------ Extracted information ------

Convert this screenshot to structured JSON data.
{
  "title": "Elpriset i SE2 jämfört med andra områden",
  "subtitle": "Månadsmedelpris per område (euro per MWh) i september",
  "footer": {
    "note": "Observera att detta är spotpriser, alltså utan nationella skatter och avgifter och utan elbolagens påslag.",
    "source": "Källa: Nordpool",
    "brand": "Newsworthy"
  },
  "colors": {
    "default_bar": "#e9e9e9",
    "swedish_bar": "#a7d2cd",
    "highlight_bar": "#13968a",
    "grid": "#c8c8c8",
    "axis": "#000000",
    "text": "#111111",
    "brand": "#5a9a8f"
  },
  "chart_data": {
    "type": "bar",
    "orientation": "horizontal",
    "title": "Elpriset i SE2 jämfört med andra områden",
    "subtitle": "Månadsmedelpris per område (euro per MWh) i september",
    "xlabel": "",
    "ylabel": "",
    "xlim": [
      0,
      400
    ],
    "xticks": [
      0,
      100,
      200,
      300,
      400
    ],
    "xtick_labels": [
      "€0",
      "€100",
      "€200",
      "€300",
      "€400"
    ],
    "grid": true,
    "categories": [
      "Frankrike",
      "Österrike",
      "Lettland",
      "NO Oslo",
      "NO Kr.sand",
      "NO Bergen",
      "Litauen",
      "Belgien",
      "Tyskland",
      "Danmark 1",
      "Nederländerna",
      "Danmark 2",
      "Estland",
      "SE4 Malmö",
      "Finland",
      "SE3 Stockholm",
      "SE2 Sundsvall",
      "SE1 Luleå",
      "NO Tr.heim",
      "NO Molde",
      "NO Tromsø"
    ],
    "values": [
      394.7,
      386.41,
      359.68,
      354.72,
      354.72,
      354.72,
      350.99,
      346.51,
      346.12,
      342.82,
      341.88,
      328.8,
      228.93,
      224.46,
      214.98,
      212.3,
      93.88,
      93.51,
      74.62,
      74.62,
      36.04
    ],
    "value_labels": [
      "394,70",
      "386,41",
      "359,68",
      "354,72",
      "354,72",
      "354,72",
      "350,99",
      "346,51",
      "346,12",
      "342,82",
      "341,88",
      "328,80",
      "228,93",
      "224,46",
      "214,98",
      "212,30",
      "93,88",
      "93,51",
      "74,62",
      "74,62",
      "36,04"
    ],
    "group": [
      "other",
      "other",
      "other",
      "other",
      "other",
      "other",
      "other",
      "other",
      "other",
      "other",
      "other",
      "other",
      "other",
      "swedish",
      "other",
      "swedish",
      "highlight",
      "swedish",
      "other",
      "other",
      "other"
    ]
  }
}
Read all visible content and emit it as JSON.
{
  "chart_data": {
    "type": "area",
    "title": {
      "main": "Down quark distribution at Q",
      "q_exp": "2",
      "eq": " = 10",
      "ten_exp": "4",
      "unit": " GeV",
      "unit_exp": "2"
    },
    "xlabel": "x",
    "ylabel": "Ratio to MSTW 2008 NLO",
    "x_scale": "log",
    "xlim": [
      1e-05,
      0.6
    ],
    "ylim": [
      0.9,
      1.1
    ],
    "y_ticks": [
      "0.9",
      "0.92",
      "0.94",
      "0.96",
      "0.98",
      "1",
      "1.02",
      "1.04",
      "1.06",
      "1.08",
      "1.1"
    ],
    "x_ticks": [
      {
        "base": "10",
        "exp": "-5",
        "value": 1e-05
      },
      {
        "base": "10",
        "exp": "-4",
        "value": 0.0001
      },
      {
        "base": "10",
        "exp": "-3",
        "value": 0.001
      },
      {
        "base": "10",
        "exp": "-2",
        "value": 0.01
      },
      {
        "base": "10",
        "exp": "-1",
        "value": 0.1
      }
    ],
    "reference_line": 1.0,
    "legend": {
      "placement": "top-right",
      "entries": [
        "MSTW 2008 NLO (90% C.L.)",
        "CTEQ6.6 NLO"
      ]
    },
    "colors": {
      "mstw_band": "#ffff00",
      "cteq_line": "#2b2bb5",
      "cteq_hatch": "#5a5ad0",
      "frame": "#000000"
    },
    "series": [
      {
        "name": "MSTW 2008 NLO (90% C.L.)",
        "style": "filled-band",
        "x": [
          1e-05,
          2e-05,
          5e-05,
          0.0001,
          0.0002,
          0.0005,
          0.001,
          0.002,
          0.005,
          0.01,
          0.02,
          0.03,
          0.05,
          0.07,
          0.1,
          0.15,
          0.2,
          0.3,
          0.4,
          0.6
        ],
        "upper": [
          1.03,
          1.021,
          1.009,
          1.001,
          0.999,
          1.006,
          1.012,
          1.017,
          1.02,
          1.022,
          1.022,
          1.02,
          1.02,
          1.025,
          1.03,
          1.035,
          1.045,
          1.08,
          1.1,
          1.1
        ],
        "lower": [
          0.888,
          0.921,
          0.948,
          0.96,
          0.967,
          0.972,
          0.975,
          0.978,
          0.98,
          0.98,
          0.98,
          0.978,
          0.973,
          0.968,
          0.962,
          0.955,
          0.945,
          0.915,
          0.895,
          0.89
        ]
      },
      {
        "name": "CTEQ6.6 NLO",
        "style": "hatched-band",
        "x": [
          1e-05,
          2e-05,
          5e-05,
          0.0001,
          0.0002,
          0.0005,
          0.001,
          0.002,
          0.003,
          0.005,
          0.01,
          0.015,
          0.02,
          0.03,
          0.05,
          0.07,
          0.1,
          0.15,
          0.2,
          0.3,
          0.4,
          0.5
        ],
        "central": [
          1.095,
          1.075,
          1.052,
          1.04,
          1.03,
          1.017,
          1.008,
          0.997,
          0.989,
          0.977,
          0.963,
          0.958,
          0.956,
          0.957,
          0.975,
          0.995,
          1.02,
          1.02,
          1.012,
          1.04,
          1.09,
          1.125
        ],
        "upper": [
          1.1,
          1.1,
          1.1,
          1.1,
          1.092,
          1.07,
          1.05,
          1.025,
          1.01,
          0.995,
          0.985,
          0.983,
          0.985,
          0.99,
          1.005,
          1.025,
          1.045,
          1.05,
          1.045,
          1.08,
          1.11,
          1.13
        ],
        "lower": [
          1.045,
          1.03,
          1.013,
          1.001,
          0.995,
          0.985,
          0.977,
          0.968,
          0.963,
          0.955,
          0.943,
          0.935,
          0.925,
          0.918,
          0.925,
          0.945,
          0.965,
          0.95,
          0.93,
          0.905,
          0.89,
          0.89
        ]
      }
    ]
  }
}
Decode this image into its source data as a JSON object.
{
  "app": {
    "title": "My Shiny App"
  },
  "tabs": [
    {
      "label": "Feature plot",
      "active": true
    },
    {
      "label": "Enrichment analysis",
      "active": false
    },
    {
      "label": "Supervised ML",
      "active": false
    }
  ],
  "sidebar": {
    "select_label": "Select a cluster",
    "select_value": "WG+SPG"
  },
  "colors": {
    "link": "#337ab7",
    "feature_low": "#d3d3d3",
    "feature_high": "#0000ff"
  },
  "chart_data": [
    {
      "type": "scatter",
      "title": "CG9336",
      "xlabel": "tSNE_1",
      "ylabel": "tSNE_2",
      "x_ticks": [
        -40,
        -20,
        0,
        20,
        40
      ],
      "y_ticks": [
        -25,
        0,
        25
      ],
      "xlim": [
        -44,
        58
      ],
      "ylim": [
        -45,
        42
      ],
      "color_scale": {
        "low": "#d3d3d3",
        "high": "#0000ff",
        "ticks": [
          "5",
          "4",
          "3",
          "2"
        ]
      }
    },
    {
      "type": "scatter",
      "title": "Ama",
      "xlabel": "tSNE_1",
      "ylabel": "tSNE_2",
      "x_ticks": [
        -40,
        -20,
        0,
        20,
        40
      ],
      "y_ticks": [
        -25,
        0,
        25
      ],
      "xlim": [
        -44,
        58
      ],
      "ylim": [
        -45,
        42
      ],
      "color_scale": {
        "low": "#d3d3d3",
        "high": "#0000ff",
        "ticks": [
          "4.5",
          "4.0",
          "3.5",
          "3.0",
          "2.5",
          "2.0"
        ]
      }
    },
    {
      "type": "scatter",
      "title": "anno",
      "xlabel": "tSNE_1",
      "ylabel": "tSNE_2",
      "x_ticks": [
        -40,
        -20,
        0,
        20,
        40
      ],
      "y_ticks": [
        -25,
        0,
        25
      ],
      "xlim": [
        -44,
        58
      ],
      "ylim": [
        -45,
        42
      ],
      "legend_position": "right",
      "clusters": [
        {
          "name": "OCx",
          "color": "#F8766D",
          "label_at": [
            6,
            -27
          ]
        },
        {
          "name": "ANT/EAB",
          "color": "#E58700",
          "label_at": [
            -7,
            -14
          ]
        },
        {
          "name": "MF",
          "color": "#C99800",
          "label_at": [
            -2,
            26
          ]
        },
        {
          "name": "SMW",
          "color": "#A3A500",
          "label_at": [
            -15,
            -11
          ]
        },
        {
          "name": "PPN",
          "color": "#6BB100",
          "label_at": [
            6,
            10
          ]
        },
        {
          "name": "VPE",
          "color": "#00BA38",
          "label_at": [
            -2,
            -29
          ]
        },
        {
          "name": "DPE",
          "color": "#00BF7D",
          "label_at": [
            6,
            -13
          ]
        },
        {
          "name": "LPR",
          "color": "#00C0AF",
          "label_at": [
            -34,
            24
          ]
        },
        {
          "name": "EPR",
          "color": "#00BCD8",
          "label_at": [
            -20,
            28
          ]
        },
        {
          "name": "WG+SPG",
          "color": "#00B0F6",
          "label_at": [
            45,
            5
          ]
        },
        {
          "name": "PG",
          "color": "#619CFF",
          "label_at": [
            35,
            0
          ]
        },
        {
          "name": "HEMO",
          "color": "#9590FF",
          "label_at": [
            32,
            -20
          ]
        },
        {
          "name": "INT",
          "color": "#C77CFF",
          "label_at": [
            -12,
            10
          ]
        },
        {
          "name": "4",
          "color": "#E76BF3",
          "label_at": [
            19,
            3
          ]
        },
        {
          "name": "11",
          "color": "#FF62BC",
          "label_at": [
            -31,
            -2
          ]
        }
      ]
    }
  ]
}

------

Which lines contain "jämfört"? Copy each of them.

__Task output__.
  "title": "Elpriset i SE2 jämfört med andra områden",
    "title": "Elpriset i SE2 jämfört med andra områden",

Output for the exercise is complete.